***** Data for processing
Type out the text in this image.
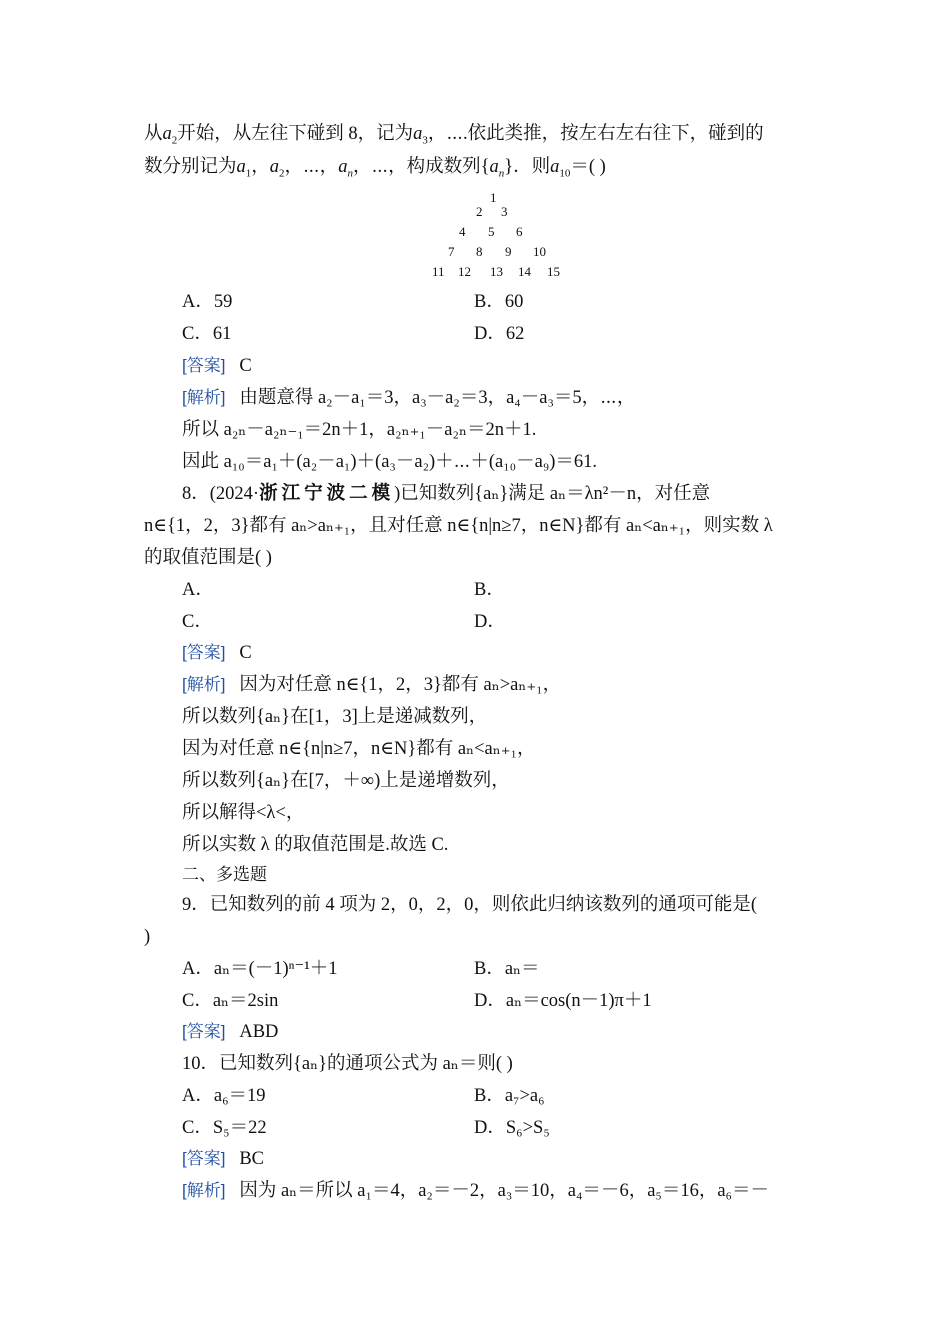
从$a_2$开始，从左往下碰到 8，记为$a_3$，⋯.依此类推，按左右左右往下，碰到的
数分别记为$a_1$，$a_2$，⋯，$a_n$，⋯，构成数列$\{a_n\}$．则$a_{10}=$( )
1
2 3
4 5 6
7 8 9 10
11 12 13 14 15
A．59	B．60
C．61	D．62
[答案] C
[解析] 由题意得 a₂－a₁＝3，a₃－a₂＝3，a₄－a₃＝5，⋯，
所以 a₂ₙ－a₂ₙ₋₁＝2n＋1，a₂ₙ₊₁－a₂ₙ＝2n＋1.
因此 a₁₀＝a₁＋(a₂－a₁)＋(a₃－a₂)＋⋯＋(a₁₀－a₉)＝61.
8．(2024·浙江宁波二模)已知数列{aₙ}满足 aₙ＝λn²－n，对任意
n∈{1，2，3}都有 aₙ>aₙ₊₁，且对任意 n∈{n|n≥7，n∈N}都有 aₙ<aₙ₊₁，则实数 λ
的取值范围是( )
A．	B．
C．	D．
[答案] C
[解析] 因为对任意 n∈{1，2，3}都有 aₙ>aₙ₊₁，
所以数列{aₙ}在[1，3]上是递减数列，
因为对任意 n∈{n|n≥7，n∈N}都有 aₙ<aₙ₊₁，
所以数列{aₙ}在[7，＋∞)上是递增数列，
所以解得<λ<，
所以实数 λ 的取值范围是.故选 C.
二、多选题
9．已知数列的前 4 项为 2，0，2，0，则依此归纳该数列的通项可能是(
)
A．aₙ＝(－1)ⁿ⁻¹＋1	B．aₙ＝
C．aₙ＝2sin	D．aₙ＝cos(n－1)π＋1
[答案] ABD
10．已知数列{aₙ}的通项公式为 aₙ＝则( )
A．a₆＝19	B．a₇>a₆
C．S₅＝22	D．S₆>S₅
[答案] BC
[解析] 因为 aₙ＝所以 a₁＝4，a₂＝－2，a₃＝10，a₄＝－6，a₅＝16，a₆＝－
**********
■ **Task goal**
All of the records above must be copied exactly, except for the pictures.

■ **Result for this task**
Type out the text in this image.
从$a_2$开始，从左往下碰到 8，记为$a_3$，⋯.依此类推，按左右左右往下，碰到的
数分别记为$a_1$，$a_2$，⋯，$a_n$，⋯，构成数列$\{a_n\}$．则$a_{10}=$( )
1
2 3
4 5 6
7 8 9 10
11 12 13 14 15
A．59	B．60
C．61	D．62
[答案] C
[解析] 由题意得 a₂－a₁＝3，a₃－a₂＝3，a₄－a₃＝5，⋯，
所以 a₂ₙ－a₂ₙ₋₁＝2n＋1，a₂ₙ₊₁－a₂ₙ＝2n＋1.
因此 a₁₀＝a₁＋(a₂－a₁)＋(a₃－a₂)＋⋯＋(a₁₀－a₉)＝61.
8．(2024·浙江宁波二模)已知数列{aₙ}满足 aₙ＝λn²－n，对任意
n∈{1，2，3}都有 aₙ>aₙ₊₁，且对任意 n∈{n|n≥7，n∈N}都有 aₙ<aₙ₊₁，则实数 λ
的取值范围是( )
A．	B．
C．	D．
[答案] C
[解析] 因为对任意 n∈{1，2，3}都有 aₙ>aₙ₊₁，
所以数列{aₙ}在[1，3]上是递减数列，
因为对任意 n∈{n|n≥7，n∈N}都有 aₙ<aₙ₊₁，
所以数列{aₙ}在[7，＋∞)上是递增数列，
所以解得<λ<，
所以实数 λ 的取值范围是.故选 C.
二、多选题
9．已知数列的前 4 项为 2，0，2，0，则依此归纳该数列的通项可能是(
)
A．aₙ＝(－1)ⁿ⁻¹＋1	B．aₙ＝
C．aₙ＝2sin	D．aₙ＝cos(n－1)π＋1
[答案] ABD
10．已知数列{aₙ}的通项公式为 aₙ＝则( )
A．a₆＝19	B．a₇>a₆
C．S₅＝22	D．S₆>S₅
[答案] BC
[解析] 因为 aₙ＝所以 a₁＝4，a₂＝－2，a₃＝10，a₄＝－6，a₅＝16，a₆＝－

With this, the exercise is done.